• WORK TO COMPLETE: Check every line of the material below for the string "famous", and return the ones that have it.

• DATA LISTING:

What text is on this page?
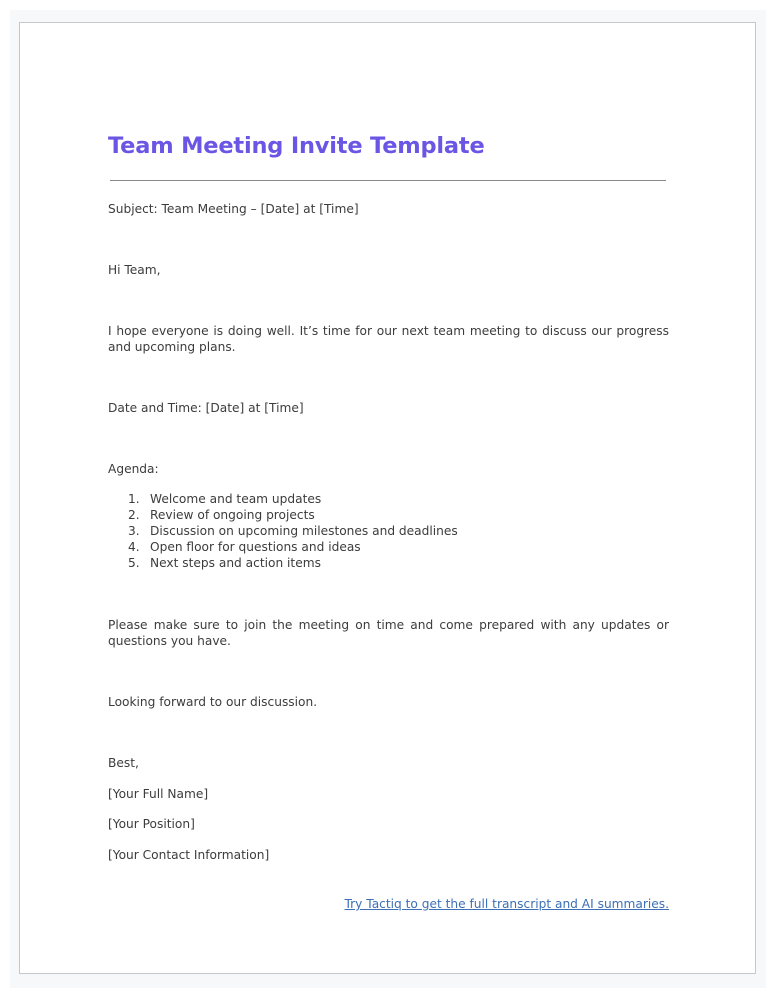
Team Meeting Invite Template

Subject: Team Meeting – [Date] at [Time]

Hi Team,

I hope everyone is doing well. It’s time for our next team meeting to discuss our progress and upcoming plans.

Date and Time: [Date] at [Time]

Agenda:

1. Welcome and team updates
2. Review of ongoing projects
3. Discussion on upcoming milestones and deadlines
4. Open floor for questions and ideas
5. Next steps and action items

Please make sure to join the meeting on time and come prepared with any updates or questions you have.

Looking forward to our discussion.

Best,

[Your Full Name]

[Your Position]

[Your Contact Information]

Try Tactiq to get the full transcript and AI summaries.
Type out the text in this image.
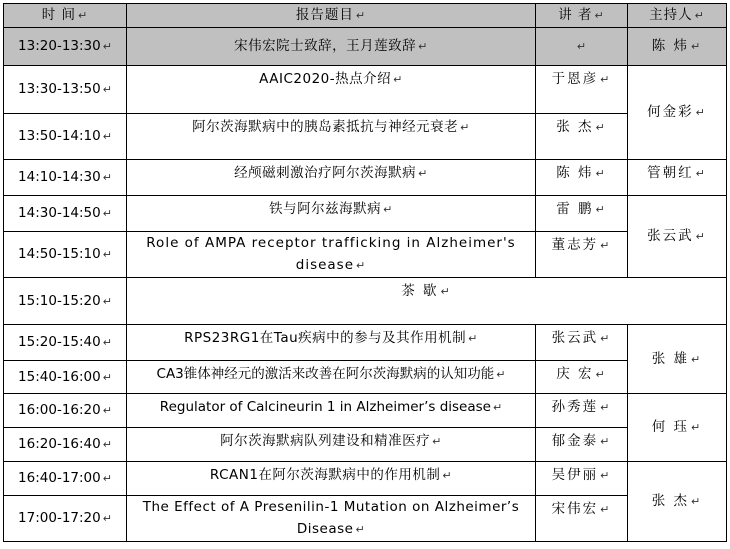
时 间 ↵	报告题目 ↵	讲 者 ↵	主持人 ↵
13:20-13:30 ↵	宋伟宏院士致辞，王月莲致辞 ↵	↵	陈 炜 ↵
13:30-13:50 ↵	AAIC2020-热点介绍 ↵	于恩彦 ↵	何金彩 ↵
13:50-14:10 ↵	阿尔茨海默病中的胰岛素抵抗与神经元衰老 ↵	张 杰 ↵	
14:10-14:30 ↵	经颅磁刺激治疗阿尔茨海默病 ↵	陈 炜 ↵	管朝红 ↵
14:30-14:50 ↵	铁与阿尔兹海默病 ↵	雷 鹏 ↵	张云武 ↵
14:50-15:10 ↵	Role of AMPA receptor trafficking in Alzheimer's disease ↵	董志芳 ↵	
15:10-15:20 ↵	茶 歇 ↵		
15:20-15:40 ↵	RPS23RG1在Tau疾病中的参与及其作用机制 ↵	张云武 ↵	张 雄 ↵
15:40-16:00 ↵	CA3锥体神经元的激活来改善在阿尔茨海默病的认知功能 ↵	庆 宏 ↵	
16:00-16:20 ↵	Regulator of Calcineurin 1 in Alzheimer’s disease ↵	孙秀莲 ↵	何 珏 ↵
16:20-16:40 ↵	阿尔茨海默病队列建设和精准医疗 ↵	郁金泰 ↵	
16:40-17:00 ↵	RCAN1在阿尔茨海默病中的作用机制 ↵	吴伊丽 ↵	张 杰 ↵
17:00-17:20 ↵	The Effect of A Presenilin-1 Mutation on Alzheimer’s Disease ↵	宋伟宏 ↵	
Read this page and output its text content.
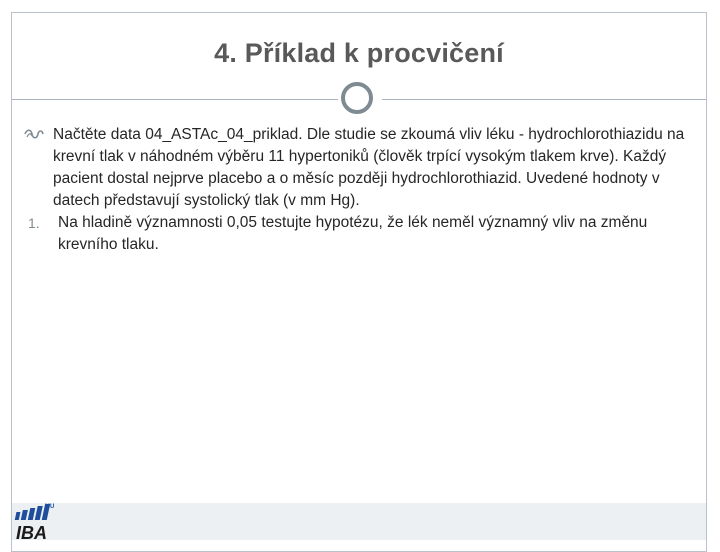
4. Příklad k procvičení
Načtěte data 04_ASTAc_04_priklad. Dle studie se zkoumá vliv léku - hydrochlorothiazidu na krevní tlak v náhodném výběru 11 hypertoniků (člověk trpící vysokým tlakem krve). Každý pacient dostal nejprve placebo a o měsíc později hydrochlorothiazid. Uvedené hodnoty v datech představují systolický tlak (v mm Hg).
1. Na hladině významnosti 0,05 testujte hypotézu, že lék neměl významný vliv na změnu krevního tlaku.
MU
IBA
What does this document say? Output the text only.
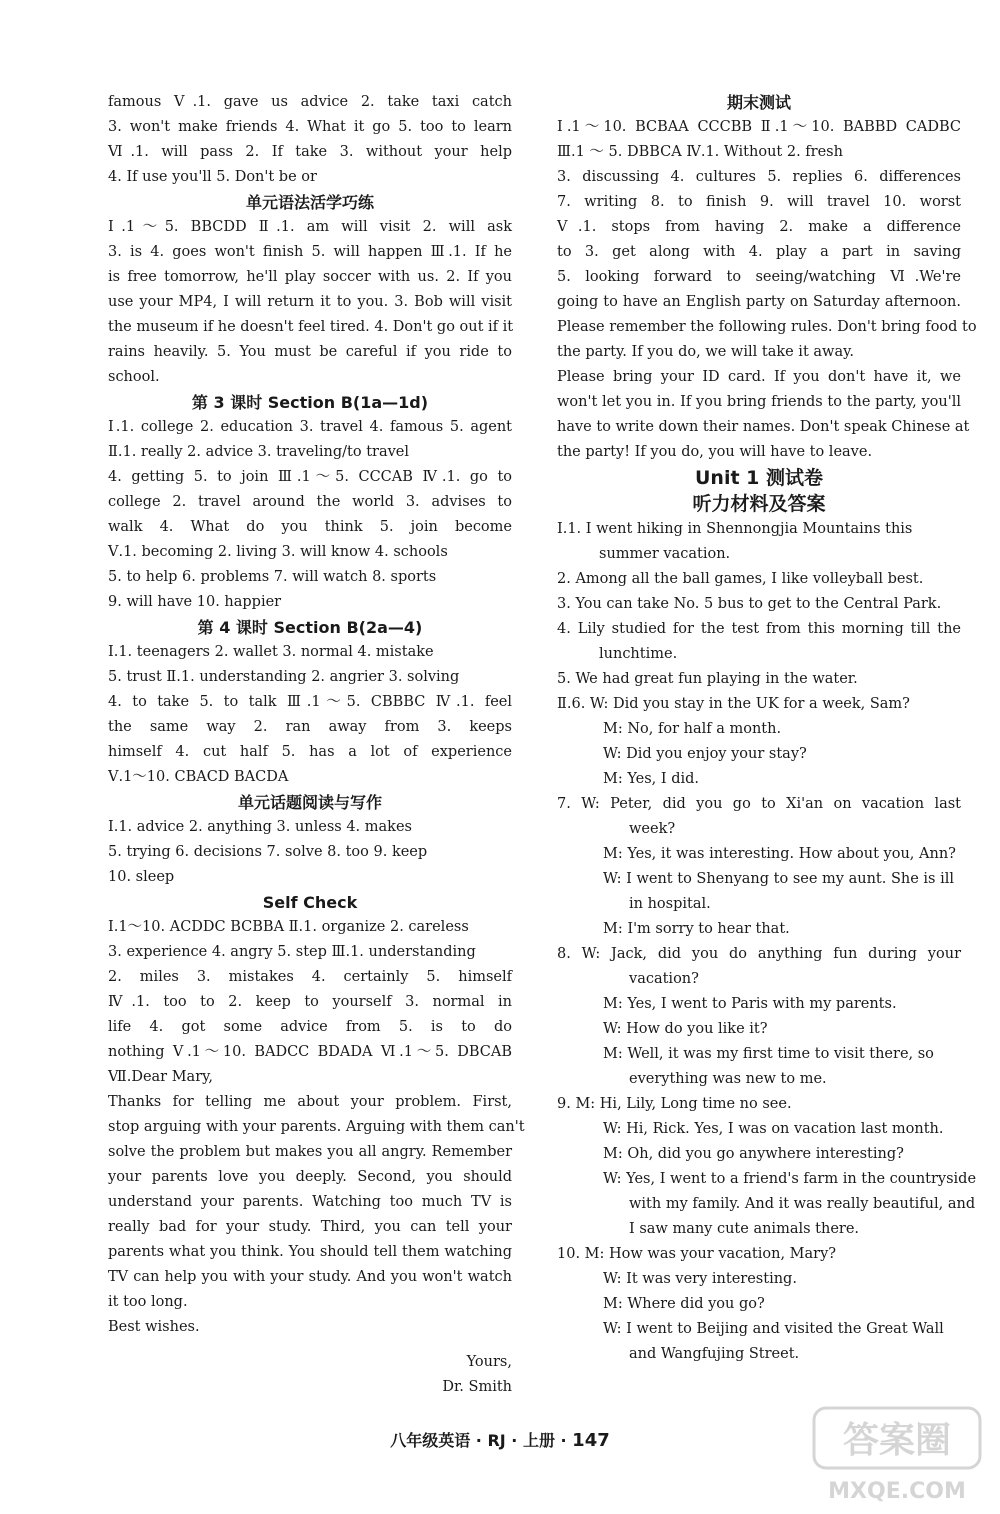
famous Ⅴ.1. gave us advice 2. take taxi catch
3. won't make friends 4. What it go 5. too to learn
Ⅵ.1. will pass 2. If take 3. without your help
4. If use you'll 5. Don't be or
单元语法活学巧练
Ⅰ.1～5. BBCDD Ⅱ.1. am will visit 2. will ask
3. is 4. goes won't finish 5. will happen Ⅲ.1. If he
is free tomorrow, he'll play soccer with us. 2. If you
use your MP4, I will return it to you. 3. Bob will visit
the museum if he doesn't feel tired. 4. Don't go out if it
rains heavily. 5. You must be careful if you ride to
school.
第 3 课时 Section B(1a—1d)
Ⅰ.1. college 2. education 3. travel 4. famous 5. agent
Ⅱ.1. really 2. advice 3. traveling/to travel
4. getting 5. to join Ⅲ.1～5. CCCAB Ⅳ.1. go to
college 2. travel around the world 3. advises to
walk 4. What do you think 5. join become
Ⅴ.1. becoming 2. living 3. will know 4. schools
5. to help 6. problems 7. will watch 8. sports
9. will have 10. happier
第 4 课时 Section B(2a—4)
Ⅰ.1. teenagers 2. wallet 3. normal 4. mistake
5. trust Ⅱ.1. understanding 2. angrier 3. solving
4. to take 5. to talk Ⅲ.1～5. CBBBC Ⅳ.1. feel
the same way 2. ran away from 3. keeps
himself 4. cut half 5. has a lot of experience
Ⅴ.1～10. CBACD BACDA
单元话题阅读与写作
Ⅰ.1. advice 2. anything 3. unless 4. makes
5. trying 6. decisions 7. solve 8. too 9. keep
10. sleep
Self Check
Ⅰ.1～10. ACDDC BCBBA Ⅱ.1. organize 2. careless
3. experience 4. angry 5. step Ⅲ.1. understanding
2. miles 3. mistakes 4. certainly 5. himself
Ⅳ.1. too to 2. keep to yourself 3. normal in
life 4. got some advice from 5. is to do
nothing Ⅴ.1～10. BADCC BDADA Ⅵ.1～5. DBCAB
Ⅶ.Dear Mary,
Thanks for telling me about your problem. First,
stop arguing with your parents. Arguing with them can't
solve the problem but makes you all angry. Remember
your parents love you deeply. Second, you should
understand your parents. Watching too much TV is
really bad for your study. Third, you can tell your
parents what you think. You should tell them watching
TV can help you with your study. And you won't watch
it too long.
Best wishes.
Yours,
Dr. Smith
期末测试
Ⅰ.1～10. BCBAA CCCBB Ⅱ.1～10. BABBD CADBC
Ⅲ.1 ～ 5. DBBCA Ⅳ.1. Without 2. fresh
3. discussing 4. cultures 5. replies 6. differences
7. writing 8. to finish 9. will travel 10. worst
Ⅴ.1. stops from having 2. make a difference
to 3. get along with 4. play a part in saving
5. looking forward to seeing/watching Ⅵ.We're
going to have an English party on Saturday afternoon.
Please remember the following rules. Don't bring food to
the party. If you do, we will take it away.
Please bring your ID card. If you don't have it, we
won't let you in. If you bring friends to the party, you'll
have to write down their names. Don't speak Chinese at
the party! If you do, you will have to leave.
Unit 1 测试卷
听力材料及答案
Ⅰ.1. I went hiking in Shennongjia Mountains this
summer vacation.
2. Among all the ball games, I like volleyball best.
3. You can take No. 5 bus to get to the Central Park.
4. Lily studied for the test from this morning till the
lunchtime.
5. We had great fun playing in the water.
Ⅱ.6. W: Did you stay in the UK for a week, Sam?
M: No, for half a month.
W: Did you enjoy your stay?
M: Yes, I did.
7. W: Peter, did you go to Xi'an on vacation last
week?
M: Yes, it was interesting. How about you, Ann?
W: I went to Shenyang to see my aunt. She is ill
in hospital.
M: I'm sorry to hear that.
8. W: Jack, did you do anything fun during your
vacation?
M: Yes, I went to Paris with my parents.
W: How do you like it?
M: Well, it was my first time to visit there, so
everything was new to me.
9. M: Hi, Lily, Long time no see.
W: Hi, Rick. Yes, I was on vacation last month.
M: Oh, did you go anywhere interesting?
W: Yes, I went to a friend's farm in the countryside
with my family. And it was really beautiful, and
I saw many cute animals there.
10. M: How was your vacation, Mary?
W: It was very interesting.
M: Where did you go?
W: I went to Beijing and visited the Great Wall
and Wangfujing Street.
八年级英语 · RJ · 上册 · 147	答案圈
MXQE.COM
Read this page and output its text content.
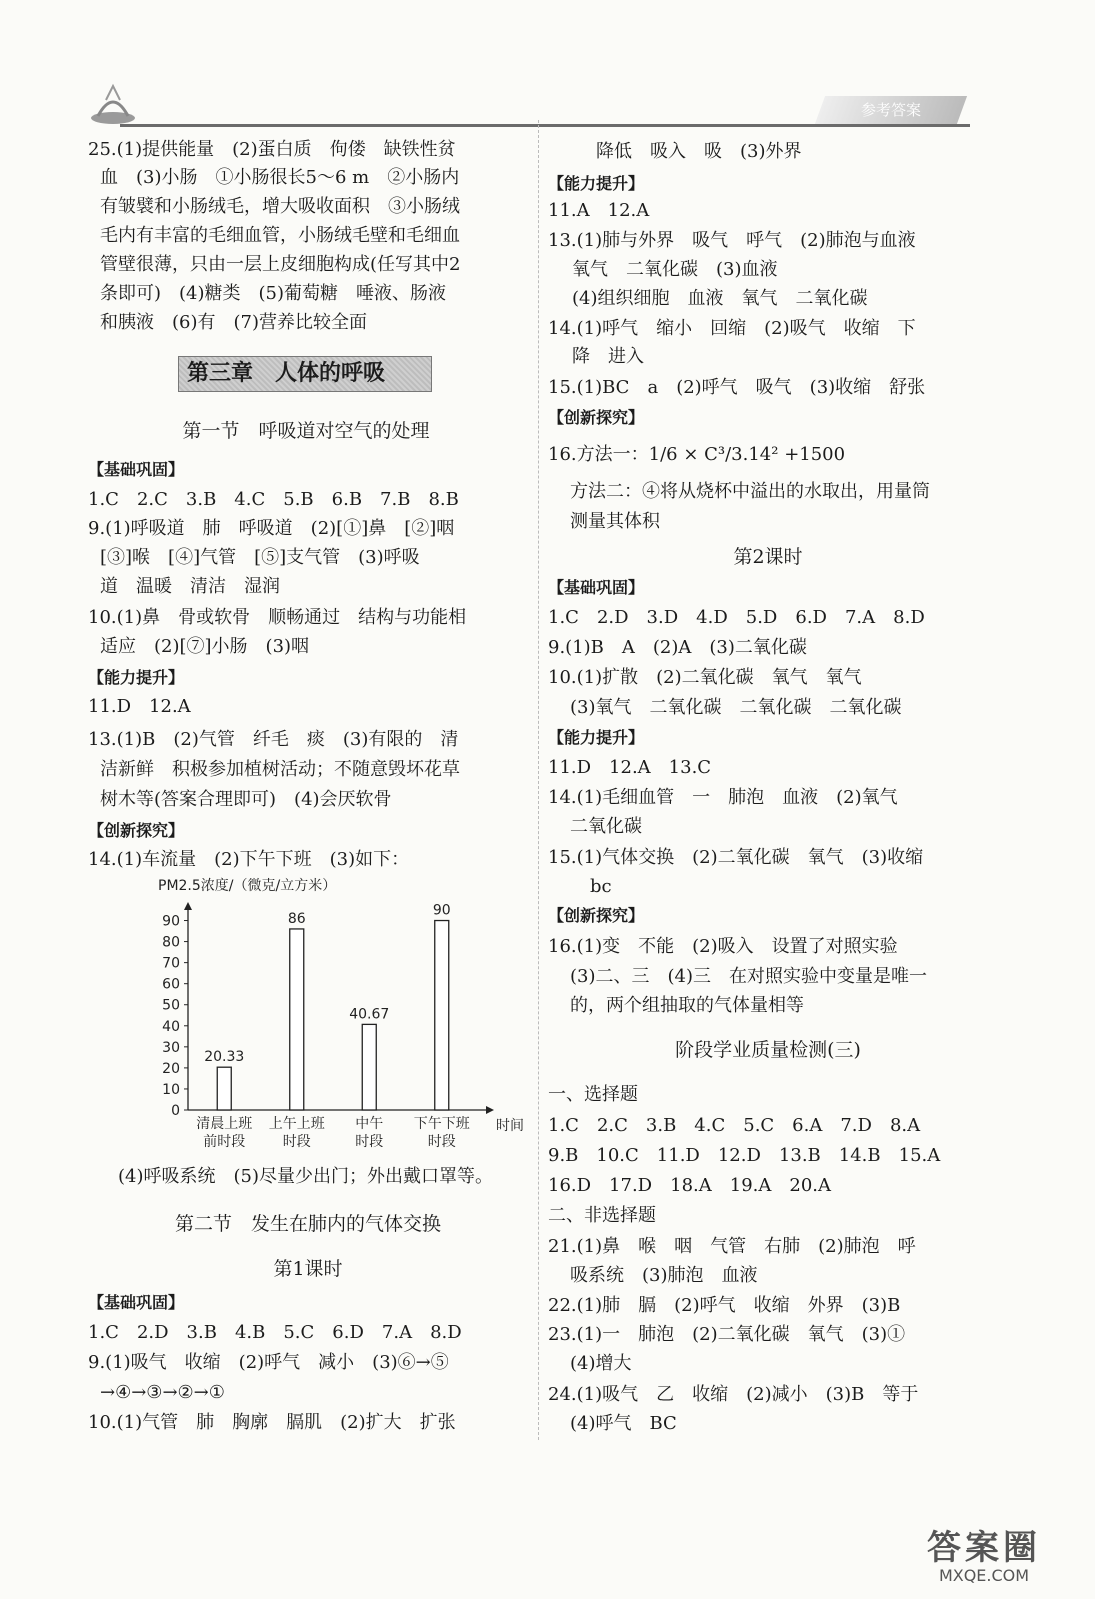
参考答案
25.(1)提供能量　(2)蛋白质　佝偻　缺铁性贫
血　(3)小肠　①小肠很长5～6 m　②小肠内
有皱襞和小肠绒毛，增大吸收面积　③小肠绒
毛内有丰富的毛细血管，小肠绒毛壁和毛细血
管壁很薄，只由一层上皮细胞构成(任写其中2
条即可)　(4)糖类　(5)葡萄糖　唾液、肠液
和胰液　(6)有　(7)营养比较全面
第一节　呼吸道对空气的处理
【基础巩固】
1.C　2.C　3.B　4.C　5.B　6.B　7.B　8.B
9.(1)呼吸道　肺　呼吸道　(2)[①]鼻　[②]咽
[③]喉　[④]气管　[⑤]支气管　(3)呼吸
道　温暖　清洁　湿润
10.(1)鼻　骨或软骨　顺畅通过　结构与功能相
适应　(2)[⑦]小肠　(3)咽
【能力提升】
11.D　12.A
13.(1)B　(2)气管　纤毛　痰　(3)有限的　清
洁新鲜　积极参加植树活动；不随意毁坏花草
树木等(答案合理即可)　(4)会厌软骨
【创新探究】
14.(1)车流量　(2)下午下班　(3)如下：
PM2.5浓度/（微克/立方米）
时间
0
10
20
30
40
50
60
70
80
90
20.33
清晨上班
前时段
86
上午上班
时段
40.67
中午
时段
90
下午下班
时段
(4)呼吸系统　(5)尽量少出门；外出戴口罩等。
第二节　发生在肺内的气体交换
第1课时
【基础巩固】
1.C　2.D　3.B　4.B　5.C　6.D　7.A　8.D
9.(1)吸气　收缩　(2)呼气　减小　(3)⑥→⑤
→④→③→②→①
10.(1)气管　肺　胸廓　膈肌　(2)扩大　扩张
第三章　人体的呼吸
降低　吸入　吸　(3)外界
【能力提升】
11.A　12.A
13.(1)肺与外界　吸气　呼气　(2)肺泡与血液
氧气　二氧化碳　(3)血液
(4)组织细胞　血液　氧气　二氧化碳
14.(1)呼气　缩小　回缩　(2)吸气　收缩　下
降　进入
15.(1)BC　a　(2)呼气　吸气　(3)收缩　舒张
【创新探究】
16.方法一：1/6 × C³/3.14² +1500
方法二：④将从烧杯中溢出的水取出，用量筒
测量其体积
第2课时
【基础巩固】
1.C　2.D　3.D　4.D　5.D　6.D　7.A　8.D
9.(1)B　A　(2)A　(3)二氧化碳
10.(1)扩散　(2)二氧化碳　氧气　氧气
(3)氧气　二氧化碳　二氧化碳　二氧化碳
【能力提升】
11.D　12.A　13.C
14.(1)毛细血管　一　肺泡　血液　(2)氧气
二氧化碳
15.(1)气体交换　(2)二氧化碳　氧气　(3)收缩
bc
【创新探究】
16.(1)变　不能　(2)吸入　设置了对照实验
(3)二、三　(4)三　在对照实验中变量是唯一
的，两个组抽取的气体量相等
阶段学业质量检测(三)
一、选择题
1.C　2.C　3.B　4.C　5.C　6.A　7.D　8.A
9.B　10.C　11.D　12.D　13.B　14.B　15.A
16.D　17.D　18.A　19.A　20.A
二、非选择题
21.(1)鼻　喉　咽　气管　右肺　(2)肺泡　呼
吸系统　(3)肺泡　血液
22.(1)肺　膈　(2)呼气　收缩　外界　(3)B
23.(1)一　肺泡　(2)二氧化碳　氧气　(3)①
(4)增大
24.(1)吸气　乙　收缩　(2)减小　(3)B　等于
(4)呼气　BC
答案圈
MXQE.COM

• CORRECT ANSWER:
famous Ⅴ.1. gave us advice 2. take taxi catch
Ⅰ.1. college 2. education 3. travel 4. famous 5. agent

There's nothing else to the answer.